The Yes Vote for Scottish independence takes its biggest ever Lead
The headline “The Yes Vote for Scottish independence takes its biggest ever Lead” would surely be good news for supporters of Scottish independence?
Colin Dunn explains: “Much justifiable concern at the apparent belief that higher Yes support will somehow force Johnson to change his mind about an S30. The opposite seems probable: the higher support goes the *less* likely he is to agree to that, as he won’t want to be seen as the last PM of the UK.”
This has become mainstream thinking in some of the fringes of the Yes movement.
It’s a bit like Ian Murray’s notion that the more Scottish Labour are rejected by voters the more right they are.
So follow this stream of logic …
The primary obstacle to independence is the SNP.
Alex Salmond and Craig Murray have been the subject of Deep State conspiracy (which ‘state’ is unclear).
There are no circumstances by which the British government will EVER give a Section 30 Order.
Anyone who suggests otherwise is a traitor/Yoon.
There is no reason to persuade others to support independence.
Having a specific commitment to independence in the 2021 manifesto is worthless & useless.
ALL of the MPs are traitorous backstabbers *insert reason here*.
Therefore … any sign of increased support is actually a hindrance to the ‘movement.’
And yet polling tells us …
23% of those who voted No in 2014 are now Yes.
Nearly half of Labour voters back independence.
79% of voters under the age of 25 back independence.
30% of remaining Labour supporters back Indy (+ 10% don’t know).
Only 68% of 2014 No voters would do so again.
Only *17%* of those aged 18-24 oppose independence.
As of today’s performance by Ruth Davidson the Unionist Fallback Heroine is a deeply flawed lame-duck leader.

* * *

> Written exercise A
Quote the Scottish independence post from "This has become" to "is a traitor/Yoon.", inclusive.
> Written exercise B
According to the Scottish independence post, what share of voters under the age of 25 back independence?

> Extracted data
* * *

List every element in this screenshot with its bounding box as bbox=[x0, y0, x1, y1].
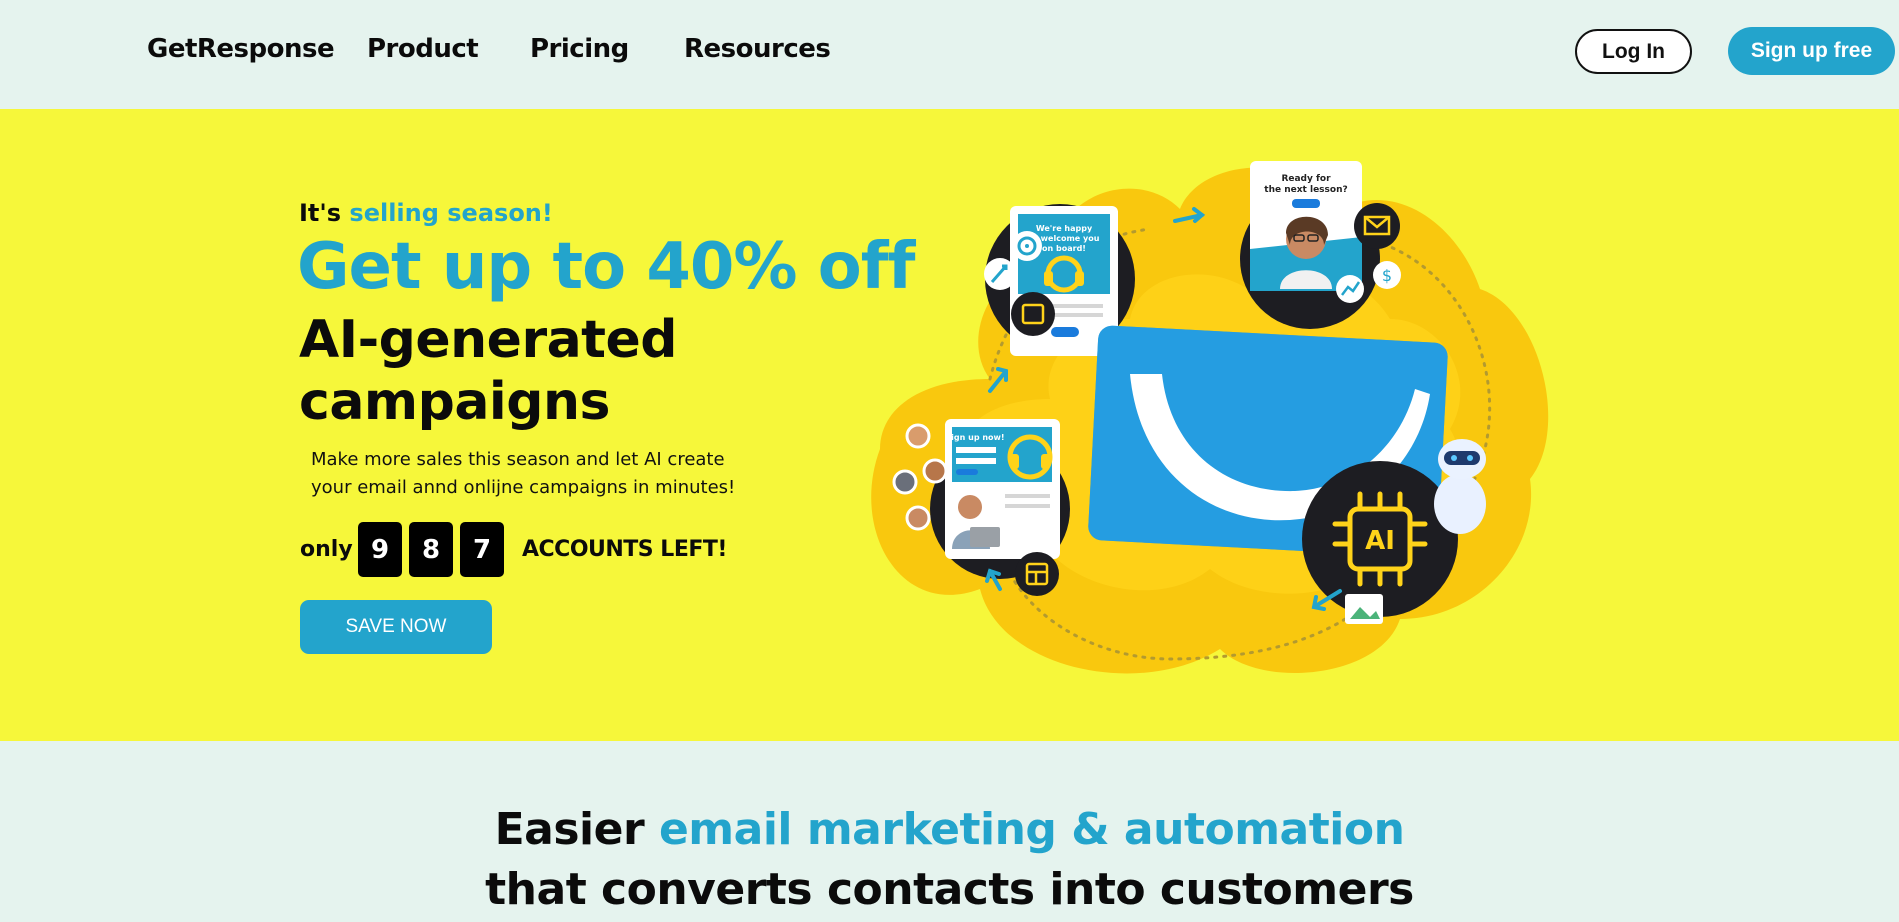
target-icon bbox=[1012, 231, 1042, 261]
login-button[interactable]: Log In bbox=[1575, 29, 1692, 74]
counter-digit: 8 bbox=[409, 522, 453, 577]
top-navigation: GetResponse Product Pricing Resources Lo… bbox=[0, 0, 1899, 109]
avatar bbox=[922, 458, 948, 484]
section-title-line-1: Easier email marketing & automation bbox=[0, 800, 1899, 860]
nav-link-product[interactable]: Product bbox=[367, 34, 479, 64]
counter-suffix: ACCOUNTS LEFT! bbox=[522, 537, 727, 562]
nav-link-pricing[interactable]: Pricing bbox=[530, 34, 629, 64]
chart-icon bbox=[1336, 275, 1364, 303]
signup-card: Sign up now! bbox=[930, 419, 1070, 579]
counter-prefix: only bbox=[300, 537, 353, 562]
svg-text:on board!: on board! bbox=[1042, 244, 1086, 253]
kicker-prefix: It's bbox=[299, 199, 342, 227]
hero-section: It's selling season! Get up to 40% off A… bbox=[0, 109, 1899, 741]
avatar bbox=[892, 469, 918, 495]
next-lesson-card: Ready for the next lesson? bbox=[1240, 161, 1380, 329]
section-title: Easier email marketing & automation that… bbox=[0, 800, 1899, 920]
save-now-button[interactable]: SAVE NOW bbox=[300, 600, 492, 654]
welcome-card-text: We're happy bbox=[1036, 224, 1093, 233]
hero-kicker: It's selling season! bbox=[299, 199, 553, 227]
counter-digit: 7 bbox=[460, 522, 504, 577]
layout-icon bbox=[1015, 552, 1059, 596]
dollar-icon: $ bbox=[1373, 261, 1401, 289]
hero-description: Make more sales this season and let AI c… bbox=[311, 449, 736, 498]
ai-chip: AI bbox=[1302, 461, 1458, 617]
image-icon bbox=[1345, 594, 1383, 624]
ai-chip-label: AI bbox=[1365, 526, 1395, 556]
svg-text:$: $ bbox=[1382, 266, 1392, 285]
avatar bbox=[905, 505, 931, 531]
hero-headline: Get up to 40% off bbox=[297, 230, 915, 304]
counter-digit: 9 bbox=[358, 522, 402, 577]
subheadline-line-2: campaigns bbox=[299, 372, 610, 432]
signup-card-text: Sign up now! bbox=[945, 433, 1004, 442]
brand-link[interactable]: GetResponse bbox=[147, 34, 335, 64]
next-lesson-text: Ready for bbox=[1281, 174, 1331, 184]
subheadline-line-1: AI-generated bbox=[299, 310, 678, 370]
avatar bbox=[905, 423, 931, 449]
rocket-icon bbox=[984, 258, 1016, 290]
robot-icon bbox=[1434, 439, 1486, 534]
hero-illustration: We're happy to welcome you on board! Rea… bbox=[871, 161, 1549, 674]
calendar-icon bbox=[1011, 292, 1055, 336]
signup-button[interactable]: Sign up free bbox=[1728, 27, 1895, 75]
svg-text:the next lesson?: the next lesson? bbox=[1264, 185, 1347, 195]
section-title-highlight: email marketing & automation bbox=[658, 804, 1405, 855]
hero-subheadline: AI-generated campaigns bbox=[299, 309, 678, 433]
mail-icon bbox=[1354, 203, 1400, 249]
section-title-prefix: Easier bbox=[494, 804, 645, 855]
section-title-line-2: that converts contacts into customers bbox=[485, 864, 1414, 915]
kicker-highlight: selling season! bbox=[349, 199, 553, 227]
nav-link-resources[interactable]: Resources bbox=[684, 34, 831, 64]
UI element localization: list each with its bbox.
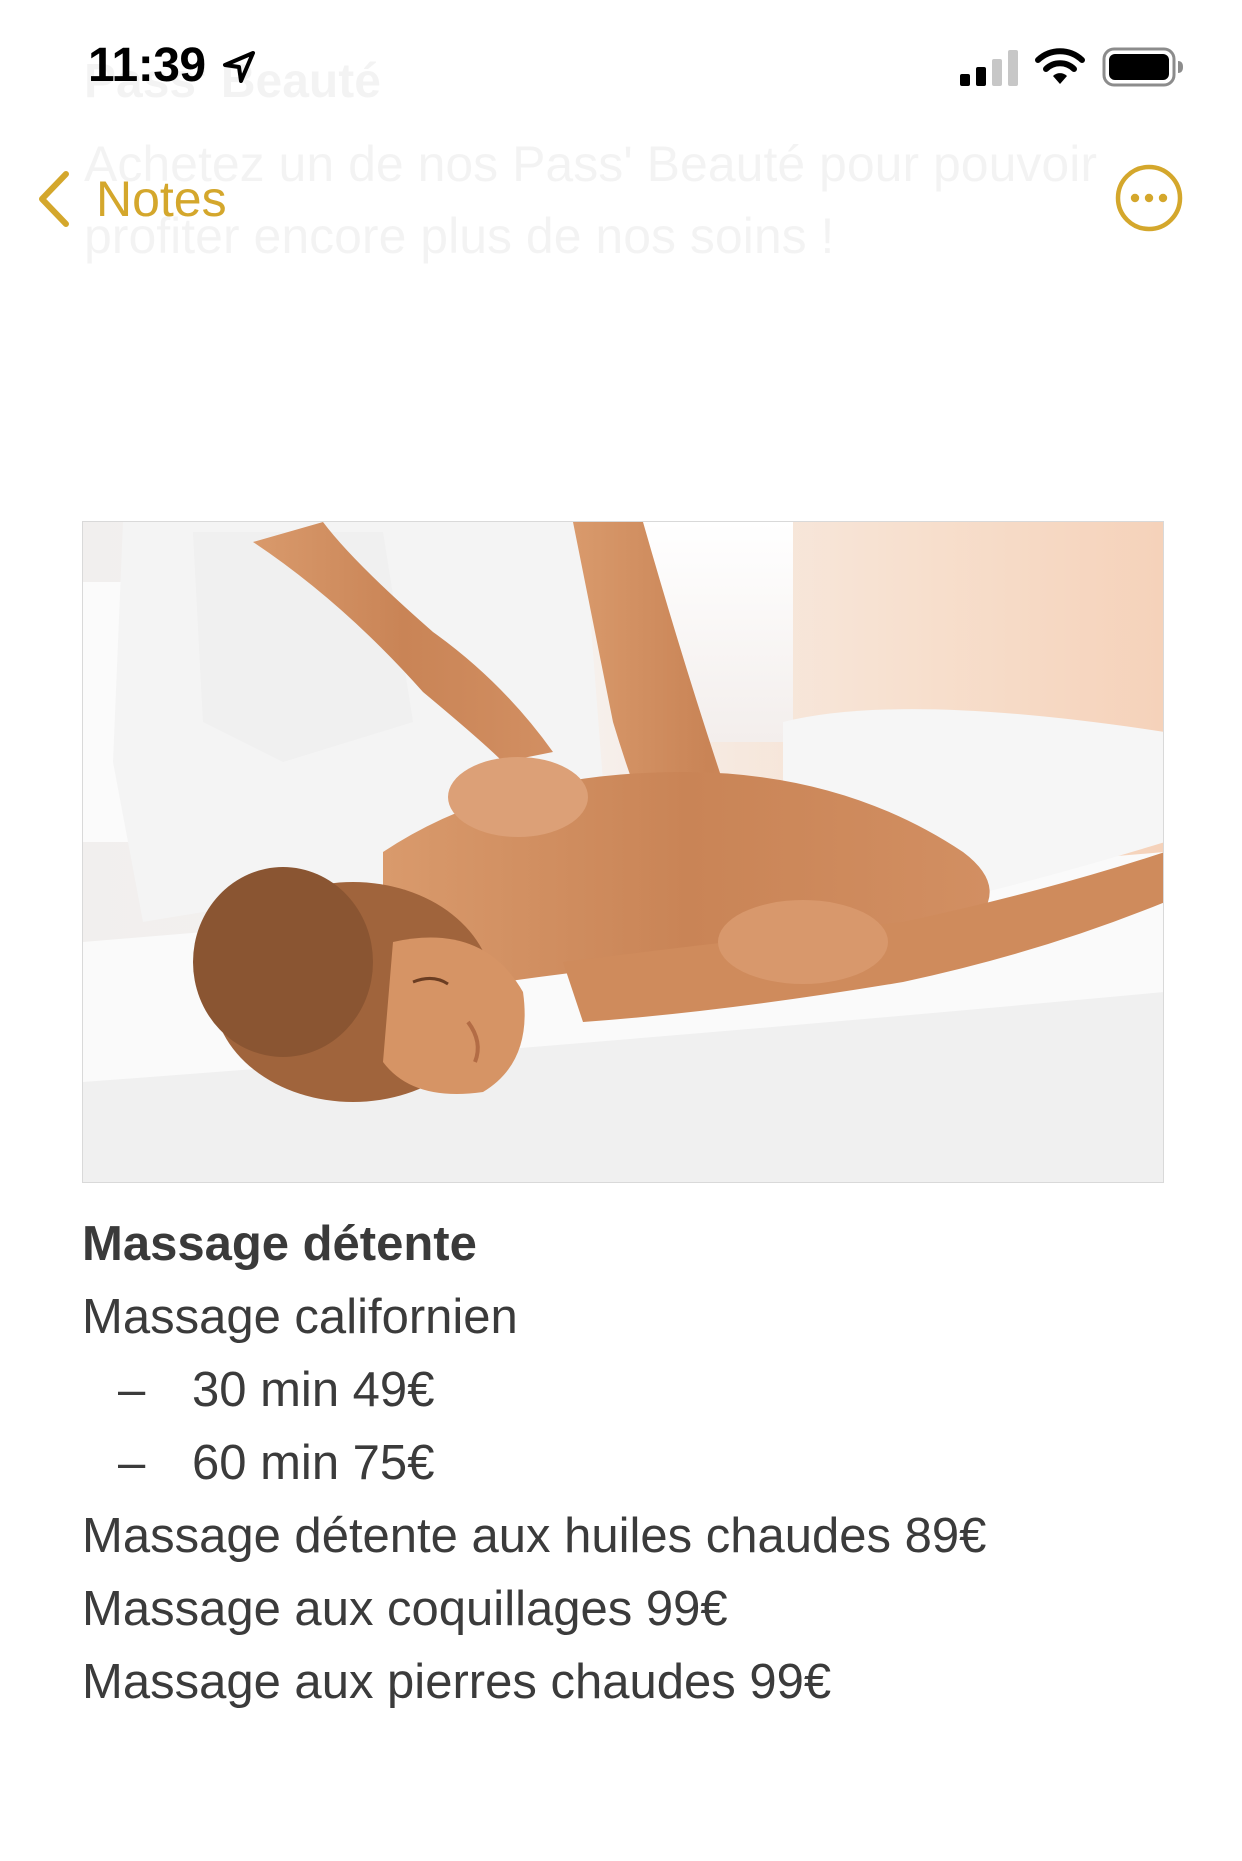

* * *

> Exercise answer A
This has become mainstream thinking in some of the fringes of the Yes movement.
It’s a bit like Ian Murray’s notion that the more Scottish Labour are rejected by voters the more right they are.
So follow this stream of logic …
The primary obstacle to independence is the SNP.
Alex Salmond and Craig Murray have been the subject of Deep State conspiracy (which ‘state’ is unclear).
There are no circumstances by which the British government will EVER give a Section 30 Order.
Anyone who suggests otherwise is a traitor/Yoon.

> Exercise answer B
79% of voters under the age of 25 back independence.